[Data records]
_ _ _ _ _

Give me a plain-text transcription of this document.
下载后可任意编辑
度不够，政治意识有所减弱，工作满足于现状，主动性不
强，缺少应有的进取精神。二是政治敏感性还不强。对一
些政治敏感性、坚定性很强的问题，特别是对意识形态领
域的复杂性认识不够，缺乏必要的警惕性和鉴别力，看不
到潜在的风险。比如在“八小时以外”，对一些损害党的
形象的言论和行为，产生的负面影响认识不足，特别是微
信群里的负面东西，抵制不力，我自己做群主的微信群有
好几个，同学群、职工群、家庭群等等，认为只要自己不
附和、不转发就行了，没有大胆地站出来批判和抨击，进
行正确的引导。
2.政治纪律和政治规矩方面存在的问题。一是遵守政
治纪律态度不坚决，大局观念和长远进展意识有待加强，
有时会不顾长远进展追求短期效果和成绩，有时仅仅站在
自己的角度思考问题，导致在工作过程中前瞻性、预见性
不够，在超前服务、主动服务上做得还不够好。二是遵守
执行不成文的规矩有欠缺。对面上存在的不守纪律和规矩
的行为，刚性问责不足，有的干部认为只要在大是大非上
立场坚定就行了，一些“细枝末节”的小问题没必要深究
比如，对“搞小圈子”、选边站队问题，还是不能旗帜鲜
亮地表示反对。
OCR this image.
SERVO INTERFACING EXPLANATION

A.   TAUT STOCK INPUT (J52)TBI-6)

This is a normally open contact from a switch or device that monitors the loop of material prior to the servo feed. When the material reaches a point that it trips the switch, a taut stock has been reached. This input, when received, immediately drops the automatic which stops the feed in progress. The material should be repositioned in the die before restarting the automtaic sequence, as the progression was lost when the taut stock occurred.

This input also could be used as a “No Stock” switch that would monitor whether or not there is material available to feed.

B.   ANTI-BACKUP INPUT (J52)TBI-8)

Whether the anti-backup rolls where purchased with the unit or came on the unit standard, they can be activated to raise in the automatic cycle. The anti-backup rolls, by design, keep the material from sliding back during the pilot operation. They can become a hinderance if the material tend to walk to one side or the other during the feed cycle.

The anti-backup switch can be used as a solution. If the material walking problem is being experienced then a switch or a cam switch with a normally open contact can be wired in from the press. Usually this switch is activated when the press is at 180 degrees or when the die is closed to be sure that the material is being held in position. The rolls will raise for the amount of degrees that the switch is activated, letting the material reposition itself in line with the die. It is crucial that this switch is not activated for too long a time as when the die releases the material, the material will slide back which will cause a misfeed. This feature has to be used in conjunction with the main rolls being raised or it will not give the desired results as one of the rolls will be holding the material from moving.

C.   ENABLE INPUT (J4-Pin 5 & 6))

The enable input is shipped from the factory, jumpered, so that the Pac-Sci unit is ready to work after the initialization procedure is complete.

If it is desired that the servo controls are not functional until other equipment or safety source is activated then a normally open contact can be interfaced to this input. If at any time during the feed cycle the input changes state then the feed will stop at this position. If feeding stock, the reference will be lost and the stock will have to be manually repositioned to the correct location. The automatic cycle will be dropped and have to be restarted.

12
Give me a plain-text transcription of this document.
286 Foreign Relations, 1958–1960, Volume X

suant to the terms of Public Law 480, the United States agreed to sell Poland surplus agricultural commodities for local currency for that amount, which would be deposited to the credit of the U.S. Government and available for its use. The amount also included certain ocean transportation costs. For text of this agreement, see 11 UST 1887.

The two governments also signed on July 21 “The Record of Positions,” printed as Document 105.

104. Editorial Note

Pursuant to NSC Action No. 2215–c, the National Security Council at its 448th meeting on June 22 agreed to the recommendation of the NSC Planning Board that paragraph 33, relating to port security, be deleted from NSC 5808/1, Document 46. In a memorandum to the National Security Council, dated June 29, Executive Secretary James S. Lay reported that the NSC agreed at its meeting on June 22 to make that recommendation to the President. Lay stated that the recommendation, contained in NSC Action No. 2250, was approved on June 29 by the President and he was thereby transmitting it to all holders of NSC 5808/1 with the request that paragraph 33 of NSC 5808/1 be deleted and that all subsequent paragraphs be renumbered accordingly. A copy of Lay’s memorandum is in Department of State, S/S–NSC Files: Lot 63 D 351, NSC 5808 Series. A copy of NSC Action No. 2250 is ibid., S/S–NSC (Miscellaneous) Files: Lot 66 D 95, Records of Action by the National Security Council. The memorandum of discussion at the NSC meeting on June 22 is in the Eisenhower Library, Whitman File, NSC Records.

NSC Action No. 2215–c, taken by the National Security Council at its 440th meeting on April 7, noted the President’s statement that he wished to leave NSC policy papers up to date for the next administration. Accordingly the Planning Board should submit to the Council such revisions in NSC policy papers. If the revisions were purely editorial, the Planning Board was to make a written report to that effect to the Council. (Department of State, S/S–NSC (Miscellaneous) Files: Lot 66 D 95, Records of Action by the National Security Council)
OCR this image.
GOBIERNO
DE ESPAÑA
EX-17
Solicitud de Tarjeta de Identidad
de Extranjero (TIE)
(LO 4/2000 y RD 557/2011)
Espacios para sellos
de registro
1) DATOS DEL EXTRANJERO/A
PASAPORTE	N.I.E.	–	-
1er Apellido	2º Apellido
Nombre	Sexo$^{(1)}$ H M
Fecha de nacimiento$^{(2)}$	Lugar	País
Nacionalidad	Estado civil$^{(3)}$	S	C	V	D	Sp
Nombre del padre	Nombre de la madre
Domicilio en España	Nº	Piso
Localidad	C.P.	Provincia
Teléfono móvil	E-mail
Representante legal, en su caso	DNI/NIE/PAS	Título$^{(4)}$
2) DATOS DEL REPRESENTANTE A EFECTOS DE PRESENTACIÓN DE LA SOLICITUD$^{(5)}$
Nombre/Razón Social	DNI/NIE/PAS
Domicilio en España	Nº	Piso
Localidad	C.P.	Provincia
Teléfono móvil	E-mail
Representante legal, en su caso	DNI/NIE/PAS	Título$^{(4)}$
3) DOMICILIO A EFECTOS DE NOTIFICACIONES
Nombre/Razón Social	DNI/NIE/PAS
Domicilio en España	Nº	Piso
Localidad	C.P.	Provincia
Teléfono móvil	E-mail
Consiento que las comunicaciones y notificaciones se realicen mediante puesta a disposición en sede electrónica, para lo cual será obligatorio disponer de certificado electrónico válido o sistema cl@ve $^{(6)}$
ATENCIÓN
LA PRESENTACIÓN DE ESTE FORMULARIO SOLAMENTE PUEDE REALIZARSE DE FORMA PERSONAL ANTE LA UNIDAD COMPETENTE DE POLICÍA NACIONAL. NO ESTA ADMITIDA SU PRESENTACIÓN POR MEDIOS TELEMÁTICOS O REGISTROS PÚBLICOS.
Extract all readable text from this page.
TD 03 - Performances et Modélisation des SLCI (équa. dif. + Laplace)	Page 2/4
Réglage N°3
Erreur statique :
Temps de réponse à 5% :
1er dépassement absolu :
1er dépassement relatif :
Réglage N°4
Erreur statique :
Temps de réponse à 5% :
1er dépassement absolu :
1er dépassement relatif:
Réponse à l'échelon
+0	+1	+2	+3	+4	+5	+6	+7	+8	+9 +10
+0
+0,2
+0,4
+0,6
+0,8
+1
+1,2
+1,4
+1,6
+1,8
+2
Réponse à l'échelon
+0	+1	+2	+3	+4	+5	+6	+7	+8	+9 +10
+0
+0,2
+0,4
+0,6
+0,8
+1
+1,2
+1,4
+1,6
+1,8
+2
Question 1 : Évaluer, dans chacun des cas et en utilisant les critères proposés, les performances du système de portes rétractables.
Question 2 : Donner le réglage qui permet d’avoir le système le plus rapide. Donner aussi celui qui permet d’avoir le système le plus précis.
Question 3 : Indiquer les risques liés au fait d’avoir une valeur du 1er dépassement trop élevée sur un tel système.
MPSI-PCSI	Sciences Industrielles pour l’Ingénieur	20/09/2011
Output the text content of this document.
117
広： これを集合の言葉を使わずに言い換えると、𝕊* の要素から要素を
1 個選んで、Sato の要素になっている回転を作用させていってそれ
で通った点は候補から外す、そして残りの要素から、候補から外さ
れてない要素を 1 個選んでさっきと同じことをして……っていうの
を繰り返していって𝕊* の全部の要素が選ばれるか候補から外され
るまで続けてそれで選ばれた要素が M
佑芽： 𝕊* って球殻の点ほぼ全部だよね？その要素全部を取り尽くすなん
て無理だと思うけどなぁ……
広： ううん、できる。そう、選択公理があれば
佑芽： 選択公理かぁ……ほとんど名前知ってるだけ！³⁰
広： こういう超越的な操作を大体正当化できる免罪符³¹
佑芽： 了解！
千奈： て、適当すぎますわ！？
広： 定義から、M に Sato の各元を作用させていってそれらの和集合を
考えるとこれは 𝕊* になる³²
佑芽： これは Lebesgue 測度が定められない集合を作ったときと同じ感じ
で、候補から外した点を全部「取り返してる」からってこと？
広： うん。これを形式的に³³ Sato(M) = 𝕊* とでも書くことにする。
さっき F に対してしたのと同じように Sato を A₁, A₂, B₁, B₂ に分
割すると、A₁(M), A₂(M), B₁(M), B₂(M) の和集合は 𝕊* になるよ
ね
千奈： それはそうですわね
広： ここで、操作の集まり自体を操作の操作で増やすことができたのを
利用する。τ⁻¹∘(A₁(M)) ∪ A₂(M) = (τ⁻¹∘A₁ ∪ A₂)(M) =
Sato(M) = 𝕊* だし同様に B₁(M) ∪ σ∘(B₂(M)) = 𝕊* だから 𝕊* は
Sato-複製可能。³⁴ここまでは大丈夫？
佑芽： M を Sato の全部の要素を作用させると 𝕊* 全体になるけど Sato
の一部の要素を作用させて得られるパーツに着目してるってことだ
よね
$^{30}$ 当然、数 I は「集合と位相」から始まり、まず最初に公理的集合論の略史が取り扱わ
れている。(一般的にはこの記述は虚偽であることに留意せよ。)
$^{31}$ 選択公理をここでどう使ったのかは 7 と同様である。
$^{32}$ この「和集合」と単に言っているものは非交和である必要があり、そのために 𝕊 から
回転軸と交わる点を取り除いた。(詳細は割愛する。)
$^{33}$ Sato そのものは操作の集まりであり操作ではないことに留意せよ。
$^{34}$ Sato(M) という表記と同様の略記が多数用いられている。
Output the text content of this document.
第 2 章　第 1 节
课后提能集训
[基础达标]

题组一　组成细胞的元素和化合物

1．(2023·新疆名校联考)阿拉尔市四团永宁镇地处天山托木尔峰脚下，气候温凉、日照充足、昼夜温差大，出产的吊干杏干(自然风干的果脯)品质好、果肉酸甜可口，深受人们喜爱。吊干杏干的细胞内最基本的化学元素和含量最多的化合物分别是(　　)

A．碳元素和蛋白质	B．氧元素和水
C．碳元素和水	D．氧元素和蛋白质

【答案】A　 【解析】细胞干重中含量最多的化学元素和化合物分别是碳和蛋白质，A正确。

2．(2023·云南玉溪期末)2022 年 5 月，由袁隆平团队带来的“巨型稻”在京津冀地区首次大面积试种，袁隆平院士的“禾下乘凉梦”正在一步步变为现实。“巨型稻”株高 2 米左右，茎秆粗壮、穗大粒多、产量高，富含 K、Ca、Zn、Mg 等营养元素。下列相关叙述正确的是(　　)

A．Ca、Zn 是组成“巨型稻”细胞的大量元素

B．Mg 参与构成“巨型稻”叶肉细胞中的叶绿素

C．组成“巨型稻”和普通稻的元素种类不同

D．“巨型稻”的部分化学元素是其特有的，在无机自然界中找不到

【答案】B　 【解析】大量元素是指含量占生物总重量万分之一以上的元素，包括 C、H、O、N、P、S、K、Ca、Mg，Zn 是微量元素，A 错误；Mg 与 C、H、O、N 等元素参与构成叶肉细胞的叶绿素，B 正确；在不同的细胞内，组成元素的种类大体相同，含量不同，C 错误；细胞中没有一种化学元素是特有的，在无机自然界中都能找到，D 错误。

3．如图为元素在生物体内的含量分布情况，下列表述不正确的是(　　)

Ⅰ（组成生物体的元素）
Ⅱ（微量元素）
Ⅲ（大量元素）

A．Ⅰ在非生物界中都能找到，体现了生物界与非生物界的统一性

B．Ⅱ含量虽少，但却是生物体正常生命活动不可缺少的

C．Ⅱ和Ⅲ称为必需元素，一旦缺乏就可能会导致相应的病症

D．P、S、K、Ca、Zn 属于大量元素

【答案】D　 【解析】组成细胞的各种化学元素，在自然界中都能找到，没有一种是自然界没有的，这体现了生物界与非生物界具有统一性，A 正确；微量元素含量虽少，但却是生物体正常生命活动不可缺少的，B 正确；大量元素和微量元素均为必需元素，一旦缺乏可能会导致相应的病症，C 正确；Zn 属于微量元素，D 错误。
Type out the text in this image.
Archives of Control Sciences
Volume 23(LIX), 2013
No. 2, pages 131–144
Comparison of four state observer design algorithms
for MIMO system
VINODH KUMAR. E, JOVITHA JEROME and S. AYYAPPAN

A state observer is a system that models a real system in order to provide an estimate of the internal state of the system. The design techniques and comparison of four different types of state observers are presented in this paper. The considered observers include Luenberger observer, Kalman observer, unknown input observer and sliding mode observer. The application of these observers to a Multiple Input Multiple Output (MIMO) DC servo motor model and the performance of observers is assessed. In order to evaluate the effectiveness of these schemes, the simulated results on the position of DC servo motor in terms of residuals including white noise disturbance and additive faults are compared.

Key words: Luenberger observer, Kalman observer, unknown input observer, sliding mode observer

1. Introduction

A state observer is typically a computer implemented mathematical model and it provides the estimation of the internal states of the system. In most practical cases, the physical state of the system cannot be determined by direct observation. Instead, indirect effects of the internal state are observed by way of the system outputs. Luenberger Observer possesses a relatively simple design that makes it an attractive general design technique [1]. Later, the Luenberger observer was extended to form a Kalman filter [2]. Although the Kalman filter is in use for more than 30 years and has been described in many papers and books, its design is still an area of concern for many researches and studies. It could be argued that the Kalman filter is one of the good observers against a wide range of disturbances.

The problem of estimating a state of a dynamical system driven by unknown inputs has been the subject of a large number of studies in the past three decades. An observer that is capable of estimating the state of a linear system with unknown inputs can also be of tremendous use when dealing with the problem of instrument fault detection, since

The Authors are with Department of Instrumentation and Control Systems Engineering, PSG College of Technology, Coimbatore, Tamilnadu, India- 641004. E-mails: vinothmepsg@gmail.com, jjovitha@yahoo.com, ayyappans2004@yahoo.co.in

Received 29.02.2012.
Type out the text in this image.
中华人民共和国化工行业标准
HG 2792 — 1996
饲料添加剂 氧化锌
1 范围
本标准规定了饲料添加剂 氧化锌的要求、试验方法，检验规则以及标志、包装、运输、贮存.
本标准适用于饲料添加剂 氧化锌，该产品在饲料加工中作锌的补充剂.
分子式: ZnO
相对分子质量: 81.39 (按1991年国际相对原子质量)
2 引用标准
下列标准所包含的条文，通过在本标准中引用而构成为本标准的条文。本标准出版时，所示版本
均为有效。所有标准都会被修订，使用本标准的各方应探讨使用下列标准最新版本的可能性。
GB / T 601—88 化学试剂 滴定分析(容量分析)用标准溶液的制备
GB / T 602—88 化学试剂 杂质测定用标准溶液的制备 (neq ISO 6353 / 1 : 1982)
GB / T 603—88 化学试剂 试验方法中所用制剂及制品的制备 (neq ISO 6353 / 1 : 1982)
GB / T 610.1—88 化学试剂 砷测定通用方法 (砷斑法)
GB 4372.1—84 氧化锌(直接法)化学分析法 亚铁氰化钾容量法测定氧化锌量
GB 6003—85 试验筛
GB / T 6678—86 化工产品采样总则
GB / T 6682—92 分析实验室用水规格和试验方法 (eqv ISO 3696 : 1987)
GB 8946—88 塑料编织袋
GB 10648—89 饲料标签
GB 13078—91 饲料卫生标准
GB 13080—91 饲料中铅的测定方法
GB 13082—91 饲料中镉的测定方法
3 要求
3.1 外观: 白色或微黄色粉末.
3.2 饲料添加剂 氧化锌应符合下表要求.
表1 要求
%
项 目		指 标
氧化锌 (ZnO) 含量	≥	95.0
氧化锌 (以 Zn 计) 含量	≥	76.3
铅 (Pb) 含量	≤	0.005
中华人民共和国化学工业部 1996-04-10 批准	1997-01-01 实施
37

_ _ _ _ _

**Goal of the exercise**
Filter the listing above for the string "DATOS" and copy every matching line.

**Reply**
1) DATOS DEL EXTRANJERO/A
2) DATOS DEL REPRESENTANTE A EFECTOS DE PRESENTACIÓN DE LA SOLICITUD$^{(5)}$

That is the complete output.